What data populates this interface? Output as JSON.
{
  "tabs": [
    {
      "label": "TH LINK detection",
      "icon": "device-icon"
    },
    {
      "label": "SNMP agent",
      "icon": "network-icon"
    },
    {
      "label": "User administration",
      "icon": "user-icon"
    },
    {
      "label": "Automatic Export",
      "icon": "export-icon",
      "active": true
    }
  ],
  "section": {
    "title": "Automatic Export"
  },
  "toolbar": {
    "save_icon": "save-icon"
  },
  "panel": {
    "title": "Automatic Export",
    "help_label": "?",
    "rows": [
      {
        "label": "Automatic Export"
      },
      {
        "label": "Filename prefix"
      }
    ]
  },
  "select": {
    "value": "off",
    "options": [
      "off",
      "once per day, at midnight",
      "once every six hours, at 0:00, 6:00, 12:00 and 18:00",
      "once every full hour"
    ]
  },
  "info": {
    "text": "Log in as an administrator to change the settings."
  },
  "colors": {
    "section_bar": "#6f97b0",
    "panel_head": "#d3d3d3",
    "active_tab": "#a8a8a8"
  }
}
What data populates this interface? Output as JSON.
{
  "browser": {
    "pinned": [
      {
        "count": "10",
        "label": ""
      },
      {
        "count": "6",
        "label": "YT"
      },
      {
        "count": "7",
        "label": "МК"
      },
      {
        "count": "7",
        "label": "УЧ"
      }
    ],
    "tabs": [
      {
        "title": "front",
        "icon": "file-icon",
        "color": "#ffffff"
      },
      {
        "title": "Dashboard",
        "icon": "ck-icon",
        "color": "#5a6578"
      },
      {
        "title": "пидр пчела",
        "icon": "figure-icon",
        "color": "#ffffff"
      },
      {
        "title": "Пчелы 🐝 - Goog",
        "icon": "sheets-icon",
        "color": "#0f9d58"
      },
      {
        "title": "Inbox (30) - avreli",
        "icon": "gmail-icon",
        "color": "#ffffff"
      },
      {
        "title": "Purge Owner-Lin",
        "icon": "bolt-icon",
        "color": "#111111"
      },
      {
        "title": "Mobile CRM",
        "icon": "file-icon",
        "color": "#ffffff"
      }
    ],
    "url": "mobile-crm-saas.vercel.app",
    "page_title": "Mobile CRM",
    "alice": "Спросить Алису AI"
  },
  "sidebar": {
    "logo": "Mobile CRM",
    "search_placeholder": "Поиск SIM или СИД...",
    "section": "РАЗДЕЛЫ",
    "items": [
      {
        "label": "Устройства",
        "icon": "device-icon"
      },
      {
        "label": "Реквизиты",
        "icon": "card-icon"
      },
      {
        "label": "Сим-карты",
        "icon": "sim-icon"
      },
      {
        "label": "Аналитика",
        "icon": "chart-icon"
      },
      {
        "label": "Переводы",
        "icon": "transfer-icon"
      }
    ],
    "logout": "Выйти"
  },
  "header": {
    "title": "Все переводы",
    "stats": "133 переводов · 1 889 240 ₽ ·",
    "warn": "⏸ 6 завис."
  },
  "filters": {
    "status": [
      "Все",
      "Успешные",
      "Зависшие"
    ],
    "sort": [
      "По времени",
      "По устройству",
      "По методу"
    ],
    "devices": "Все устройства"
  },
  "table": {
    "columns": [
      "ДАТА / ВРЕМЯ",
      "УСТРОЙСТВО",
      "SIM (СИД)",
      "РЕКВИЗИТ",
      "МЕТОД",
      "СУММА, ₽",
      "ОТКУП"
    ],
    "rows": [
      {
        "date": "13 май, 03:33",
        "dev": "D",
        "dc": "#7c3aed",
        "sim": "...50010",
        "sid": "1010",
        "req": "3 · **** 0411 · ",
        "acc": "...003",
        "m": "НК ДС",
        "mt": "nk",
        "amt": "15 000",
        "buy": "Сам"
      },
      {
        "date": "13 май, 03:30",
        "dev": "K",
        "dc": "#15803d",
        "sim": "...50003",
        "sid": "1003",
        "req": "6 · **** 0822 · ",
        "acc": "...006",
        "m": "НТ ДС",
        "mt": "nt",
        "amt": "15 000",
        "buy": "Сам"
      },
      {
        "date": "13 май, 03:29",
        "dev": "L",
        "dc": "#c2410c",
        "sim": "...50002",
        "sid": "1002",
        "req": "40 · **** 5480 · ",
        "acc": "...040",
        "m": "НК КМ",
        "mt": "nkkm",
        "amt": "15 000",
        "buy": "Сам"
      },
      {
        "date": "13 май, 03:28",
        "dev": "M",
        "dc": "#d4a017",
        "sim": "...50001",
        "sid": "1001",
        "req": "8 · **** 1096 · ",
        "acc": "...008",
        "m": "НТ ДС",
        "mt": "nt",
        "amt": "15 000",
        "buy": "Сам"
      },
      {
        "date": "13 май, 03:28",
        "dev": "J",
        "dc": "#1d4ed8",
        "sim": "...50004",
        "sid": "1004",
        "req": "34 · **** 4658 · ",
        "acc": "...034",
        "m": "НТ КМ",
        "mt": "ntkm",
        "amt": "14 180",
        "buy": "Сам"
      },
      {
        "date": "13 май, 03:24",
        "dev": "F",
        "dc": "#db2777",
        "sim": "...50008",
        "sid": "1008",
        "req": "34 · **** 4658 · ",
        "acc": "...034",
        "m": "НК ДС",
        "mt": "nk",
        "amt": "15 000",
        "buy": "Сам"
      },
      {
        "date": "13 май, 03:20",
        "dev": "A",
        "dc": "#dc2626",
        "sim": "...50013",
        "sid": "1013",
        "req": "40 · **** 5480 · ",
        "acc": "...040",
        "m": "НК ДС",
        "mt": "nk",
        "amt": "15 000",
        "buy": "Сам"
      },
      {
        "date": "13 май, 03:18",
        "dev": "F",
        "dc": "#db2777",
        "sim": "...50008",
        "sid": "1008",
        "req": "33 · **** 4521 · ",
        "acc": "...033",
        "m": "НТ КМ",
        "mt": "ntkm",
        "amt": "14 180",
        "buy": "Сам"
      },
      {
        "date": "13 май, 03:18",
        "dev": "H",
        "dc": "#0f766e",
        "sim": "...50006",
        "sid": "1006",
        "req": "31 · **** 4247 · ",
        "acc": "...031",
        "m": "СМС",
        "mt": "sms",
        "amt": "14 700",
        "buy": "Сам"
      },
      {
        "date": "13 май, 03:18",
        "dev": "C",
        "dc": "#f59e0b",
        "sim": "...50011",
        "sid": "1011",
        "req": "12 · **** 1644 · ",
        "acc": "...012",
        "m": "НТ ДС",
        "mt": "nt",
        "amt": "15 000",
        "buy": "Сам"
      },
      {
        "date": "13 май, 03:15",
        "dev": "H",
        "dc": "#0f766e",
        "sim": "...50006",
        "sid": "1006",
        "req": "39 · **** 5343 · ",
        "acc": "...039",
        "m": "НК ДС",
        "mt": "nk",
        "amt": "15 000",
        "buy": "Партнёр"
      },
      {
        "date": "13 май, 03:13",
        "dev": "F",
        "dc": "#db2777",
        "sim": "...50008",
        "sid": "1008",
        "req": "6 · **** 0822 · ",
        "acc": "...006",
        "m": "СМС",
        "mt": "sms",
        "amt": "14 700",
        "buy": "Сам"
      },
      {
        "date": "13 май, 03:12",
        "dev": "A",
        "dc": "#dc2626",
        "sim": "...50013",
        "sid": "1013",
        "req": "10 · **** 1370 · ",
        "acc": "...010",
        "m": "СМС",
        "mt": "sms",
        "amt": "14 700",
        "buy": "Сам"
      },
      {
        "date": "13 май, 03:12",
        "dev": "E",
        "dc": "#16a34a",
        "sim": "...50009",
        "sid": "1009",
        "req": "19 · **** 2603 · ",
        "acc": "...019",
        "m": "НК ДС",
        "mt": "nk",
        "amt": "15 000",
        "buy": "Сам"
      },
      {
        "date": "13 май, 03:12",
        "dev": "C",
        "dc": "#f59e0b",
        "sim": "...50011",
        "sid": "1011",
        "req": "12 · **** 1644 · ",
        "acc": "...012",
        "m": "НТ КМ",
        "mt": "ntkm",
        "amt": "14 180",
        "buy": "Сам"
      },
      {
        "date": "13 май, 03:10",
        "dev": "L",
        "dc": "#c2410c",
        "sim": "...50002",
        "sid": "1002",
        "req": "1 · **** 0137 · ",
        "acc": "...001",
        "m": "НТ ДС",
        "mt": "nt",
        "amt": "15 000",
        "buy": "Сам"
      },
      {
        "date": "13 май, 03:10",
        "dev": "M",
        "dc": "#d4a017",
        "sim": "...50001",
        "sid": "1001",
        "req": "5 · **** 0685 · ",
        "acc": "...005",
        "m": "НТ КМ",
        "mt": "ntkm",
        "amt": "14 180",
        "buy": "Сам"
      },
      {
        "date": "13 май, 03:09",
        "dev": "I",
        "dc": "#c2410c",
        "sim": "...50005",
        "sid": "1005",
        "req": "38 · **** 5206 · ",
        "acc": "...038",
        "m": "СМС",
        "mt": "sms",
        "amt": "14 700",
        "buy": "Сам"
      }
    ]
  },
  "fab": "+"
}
▬▬▬
— SHORT PROBLEM —
Pull out all lines in the data above that include "once".

— WRITTEN SOLUTION —
      "once per day, at midnight",
      "once every six hours, at 0:00, 6:00, 12:00 and 18:00",
      "once every full hour"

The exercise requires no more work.